◆ SHORT TASK: Copy each line that holds "this".

◆ AVAILABLE RECORDS:
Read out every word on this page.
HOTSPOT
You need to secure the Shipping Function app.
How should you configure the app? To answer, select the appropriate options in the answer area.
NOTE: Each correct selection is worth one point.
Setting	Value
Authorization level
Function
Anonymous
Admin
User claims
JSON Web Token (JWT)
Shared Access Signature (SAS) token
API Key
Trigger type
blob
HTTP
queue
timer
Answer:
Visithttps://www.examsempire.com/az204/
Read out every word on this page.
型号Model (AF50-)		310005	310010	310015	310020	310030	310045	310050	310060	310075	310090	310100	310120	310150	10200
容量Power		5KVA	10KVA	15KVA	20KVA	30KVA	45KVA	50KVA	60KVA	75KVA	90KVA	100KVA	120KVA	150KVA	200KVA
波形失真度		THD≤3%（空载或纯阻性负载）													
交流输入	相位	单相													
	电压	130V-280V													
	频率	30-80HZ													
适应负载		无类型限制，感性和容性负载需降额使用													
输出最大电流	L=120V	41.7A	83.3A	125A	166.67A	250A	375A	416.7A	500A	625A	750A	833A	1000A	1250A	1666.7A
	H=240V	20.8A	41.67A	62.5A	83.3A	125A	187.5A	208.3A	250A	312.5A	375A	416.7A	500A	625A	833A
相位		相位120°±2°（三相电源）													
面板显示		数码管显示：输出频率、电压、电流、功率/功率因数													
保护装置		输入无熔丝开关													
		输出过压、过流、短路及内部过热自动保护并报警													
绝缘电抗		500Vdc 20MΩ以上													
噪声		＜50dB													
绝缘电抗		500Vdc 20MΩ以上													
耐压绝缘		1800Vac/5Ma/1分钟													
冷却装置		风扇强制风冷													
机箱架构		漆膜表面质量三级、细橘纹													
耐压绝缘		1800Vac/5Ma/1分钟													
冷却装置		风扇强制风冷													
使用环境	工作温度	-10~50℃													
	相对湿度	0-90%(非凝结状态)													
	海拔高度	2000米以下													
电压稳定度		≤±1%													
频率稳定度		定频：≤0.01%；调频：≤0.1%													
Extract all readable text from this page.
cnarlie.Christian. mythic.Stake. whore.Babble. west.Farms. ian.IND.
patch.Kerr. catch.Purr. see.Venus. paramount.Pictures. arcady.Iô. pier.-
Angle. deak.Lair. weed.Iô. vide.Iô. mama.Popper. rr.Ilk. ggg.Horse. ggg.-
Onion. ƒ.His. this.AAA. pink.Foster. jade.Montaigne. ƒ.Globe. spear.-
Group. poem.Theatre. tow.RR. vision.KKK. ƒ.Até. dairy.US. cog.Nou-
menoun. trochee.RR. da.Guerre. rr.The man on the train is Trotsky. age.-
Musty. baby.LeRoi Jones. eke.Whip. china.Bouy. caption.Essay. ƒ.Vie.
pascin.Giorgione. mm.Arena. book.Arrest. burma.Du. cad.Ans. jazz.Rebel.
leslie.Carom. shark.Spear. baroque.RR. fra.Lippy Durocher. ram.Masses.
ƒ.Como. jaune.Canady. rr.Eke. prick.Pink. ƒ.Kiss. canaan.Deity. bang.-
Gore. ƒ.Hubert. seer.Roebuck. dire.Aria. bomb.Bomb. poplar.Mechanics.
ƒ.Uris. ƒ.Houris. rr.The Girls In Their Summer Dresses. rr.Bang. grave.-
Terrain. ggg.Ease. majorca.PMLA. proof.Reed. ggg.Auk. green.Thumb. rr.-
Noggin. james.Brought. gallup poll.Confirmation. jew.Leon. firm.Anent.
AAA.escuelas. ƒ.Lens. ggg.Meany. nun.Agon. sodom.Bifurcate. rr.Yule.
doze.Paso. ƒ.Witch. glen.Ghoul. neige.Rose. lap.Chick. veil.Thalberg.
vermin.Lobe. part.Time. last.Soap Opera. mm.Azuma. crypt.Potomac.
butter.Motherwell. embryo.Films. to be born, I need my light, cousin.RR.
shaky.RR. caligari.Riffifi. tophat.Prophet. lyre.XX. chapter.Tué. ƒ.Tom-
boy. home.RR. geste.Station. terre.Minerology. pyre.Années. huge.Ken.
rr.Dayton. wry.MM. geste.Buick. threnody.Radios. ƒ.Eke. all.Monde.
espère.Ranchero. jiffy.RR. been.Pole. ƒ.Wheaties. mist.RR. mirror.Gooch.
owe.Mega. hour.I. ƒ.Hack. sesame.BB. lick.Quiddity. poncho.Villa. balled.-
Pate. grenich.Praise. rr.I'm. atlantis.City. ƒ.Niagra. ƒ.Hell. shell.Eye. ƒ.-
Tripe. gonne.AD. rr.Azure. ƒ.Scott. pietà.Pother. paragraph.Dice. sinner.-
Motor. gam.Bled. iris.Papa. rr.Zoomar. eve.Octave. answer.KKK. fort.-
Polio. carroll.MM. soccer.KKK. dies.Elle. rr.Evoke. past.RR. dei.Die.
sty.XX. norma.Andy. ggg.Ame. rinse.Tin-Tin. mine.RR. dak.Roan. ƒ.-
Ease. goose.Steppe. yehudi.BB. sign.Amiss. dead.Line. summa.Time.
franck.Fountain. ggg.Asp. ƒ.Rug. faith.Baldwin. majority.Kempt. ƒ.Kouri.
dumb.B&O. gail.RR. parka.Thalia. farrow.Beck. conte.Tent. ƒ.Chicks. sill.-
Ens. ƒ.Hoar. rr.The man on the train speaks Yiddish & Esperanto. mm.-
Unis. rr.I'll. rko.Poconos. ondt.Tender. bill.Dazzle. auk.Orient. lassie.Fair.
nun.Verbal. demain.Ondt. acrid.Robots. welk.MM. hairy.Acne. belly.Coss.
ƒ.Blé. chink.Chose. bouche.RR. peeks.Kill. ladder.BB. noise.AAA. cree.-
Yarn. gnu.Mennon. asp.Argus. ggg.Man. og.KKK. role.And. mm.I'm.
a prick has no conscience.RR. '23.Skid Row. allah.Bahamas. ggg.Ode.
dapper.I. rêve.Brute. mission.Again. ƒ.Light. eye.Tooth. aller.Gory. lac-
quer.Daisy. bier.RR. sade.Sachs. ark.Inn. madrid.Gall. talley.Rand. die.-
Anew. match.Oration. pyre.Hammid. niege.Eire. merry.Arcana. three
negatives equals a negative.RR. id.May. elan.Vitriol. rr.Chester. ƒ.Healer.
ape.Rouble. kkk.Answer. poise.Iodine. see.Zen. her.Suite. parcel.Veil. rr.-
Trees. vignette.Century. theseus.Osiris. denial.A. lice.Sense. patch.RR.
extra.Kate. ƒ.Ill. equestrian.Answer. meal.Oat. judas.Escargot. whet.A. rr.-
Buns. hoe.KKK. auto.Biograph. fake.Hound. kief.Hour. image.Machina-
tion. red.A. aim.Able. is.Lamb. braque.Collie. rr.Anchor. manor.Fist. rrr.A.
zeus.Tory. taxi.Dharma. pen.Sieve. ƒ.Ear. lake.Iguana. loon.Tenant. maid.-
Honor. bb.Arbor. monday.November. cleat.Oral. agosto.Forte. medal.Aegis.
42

◆ RESULT BELOW:
Read out every word on this page.
Read out every word on this page.
Extract all readable text from this page.
Onion. ƒ.His. this.AAA. pink.Foster. jade.Montaigne. ƒ.Globe. spear.-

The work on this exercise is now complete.